_Exercise_. Identify every line in the records below that contains the word "frac", and copy each of those lines.

+++ Given records

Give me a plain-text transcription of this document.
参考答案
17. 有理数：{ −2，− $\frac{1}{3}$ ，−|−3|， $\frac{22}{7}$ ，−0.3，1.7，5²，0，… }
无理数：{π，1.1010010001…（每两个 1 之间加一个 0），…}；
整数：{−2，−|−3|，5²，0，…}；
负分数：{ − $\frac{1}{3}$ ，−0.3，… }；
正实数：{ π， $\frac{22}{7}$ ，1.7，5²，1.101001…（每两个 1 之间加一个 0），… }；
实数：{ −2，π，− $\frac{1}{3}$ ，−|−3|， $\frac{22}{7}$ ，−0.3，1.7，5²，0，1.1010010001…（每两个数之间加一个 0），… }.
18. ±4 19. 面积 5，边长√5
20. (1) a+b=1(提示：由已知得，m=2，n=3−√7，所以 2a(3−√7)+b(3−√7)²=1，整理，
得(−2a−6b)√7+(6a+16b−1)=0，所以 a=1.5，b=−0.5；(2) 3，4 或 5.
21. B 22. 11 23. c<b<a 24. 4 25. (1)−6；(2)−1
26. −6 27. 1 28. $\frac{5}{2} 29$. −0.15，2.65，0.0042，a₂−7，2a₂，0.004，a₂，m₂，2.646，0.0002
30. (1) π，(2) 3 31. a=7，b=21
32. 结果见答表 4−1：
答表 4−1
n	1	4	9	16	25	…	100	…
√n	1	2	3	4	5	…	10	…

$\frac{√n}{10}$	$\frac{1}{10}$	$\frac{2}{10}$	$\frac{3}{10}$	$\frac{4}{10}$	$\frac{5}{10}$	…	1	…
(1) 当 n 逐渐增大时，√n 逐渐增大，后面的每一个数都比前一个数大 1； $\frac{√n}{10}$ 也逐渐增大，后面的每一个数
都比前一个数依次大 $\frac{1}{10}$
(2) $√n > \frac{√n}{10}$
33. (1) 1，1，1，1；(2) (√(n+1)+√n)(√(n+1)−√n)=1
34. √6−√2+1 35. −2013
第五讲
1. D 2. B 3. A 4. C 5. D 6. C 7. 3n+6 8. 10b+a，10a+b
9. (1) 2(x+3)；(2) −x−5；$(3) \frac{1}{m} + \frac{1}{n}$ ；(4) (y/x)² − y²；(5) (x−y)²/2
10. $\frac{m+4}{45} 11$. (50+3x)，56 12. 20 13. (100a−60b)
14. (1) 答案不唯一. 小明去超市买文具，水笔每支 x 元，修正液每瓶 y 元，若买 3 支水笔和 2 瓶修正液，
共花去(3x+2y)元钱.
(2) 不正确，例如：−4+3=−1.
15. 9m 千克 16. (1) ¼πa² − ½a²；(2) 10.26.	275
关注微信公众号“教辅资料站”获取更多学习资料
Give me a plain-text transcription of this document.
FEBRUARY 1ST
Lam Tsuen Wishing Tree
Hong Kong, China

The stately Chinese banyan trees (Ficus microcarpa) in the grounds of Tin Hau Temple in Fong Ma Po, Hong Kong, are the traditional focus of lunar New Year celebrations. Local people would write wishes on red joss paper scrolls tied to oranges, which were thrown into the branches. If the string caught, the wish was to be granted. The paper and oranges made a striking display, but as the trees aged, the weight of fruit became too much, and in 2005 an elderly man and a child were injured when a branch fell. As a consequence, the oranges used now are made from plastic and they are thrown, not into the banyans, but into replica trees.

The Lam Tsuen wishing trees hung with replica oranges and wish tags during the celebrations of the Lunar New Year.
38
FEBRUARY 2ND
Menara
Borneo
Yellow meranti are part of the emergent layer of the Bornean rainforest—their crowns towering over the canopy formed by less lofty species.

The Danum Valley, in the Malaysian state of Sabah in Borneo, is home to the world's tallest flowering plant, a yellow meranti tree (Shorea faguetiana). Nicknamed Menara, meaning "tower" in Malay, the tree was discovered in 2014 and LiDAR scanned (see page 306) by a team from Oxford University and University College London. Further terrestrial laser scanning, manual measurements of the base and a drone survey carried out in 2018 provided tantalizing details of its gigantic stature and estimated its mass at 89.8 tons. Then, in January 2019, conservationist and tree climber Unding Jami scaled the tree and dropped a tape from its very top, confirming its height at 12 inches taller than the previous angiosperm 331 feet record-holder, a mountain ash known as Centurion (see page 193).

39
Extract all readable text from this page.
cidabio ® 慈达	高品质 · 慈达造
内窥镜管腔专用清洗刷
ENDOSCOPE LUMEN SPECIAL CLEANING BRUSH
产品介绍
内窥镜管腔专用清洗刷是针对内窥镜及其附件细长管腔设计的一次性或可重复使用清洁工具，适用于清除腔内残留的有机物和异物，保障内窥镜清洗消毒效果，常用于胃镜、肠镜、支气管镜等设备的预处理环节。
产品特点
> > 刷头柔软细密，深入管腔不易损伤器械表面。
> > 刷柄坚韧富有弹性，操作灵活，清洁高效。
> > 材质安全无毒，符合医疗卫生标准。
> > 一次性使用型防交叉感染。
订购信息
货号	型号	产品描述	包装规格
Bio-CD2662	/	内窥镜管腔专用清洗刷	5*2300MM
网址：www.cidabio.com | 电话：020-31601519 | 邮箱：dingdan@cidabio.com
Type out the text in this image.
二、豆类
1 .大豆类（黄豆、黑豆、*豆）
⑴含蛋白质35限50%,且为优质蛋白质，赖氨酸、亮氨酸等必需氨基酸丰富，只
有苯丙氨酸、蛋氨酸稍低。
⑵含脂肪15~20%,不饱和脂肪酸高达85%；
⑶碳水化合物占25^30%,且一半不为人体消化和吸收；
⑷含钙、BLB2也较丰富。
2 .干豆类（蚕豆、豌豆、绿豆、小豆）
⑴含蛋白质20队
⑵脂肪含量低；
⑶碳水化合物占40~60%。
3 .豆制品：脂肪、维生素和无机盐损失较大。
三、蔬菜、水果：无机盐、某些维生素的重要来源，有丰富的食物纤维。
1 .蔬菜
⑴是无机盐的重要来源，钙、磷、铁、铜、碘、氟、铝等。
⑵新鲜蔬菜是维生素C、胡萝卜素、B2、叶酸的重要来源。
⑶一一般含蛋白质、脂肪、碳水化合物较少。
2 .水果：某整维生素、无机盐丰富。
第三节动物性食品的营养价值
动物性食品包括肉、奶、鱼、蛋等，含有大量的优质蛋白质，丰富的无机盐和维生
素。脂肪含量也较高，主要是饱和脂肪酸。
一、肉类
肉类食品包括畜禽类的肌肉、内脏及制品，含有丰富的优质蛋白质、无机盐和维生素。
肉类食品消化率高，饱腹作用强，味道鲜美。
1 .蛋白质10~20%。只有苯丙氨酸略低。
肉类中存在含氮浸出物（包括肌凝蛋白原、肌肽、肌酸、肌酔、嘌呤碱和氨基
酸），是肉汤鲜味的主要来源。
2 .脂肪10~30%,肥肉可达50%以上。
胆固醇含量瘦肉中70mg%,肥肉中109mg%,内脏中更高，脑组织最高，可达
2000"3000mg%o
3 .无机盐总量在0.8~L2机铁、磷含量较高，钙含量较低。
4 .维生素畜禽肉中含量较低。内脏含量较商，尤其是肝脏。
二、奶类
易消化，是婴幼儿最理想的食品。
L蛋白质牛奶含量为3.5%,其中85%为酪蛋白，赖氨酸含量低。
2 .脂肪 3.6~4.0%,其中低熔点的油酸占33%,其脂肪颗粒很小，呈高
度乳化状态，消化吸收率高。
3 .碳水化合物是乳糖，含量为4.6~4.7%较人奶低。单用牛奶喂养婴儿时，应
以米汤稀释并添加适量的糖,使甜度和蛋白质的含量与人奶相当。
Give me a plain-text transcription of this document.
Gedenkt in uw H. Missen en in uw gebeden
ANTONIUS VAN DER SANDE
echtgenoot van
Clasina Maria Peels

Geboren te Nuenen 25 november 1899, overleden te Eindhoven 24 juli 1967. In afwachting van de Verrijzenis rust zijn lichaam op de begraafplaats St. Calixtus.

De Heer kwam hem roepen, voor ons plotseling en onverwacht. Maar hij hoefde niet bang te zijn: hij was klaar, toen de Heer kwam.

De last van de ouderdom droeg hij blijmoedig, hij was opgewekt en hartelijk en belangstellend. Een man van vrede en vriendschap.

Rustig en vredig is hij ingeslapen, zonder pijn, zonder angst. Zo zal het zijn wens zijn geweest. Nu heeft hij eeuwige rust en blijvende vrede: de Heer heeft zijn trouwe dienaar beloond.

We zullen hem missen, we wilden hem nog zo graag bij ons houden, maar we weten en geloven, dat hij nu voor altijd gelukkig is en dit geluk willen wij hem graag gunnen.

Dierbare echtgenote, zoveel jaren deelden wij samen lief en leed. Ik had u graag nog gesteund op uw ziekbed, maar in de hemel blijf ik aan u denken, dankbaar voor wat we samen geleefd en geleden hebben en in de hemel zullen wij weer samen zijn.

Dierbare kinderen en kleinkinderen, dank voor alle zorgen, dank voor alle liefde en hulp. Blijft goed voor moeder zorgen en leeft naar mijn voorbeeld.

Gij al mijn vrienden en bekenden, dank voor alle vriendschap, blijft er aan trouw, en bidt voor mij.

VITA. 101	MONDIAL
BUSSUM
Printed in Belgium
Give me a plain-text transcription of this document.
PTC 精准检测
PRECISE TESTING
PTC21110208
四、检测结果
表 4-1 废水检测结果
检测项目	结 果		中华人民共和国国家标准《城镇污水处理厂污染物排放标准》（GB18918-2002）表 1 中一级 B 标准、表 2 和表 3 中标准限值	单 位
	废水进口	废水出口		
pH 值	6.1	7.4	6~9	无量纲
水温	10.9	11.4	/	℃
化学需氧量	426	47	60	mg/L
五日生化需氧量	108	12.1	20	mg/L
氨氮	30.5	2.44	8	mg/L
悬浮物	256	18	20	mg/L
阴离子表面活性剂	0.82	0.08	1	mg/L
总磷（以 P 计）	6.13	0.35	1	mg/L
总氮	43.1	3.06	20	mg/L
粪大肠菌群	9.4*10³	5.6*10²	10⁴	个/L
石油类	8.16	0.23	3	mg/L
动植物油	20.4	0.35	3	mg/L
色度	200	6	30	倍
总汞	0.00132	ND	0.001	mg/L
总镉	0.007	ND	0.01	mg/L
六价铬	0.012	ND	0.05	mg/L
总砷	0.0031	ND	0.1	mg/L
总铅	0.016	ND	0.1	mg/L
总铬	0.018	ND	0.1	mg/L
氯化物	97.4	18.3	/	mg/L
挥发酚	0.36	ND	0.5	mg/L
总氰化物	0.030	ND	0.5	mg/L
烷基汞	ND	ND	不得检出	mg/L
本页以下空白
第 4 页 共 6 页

++++++

_Exercise output_.
17. 有理数：{ −2，− $\frac{1}{3}$ ，−|−3|， $\frac{22}{7}$ ，−0.3，1.7，5²，0，… }
负分数：{ − $\frac{1}{3}$ ，−0.3，… }；
正实数：{ π， $\frac{22}{7}$ ，1.7，5²，1.101001…（每两个 1 之间加一个 0），… }；
实数：{ −2，π，− $\frac{1}{3}$ ，−|−3|， $\frac{22}{7}$ ，−0.3，1.7，5²，0，1.1010010001…（每两个数之间加一个 0），… }.
26. −6 27. 1 28. $\frac{5}{2} 29$. −0.15，2.65，0.0042，a₂−7，2a₂，0.004，a₂，m₂，2.646，0.0002
$\frac{√n}{10}$	$\frac{1}{10}$	$\frac{2}{10}$	$\frac{3}{10}$	$\frac{4}{10}$	$\frac{5}{10}$	…	1	…
(1) 当 n 逐渐增大时，√n 逐渐增大，后面的每一个数都比前一个数大 1； $\frac{√n}{10}$ 也逐渐增大，后面的每一个数
都比前一个数依次大 $\frac{1}{10}$
(2) $√n > \frac{√n}{10}$
9. (1) 2(x+3)；(2) −x−5；$(3) \frac{1}{m} + \frac{1}{n}$ ；(4) (y/x)² − y²；(5) (x−y)²/2
10. $\frac{m+4}{45} 11$. (50+3x)，56 12. 20 13. (100a−60b)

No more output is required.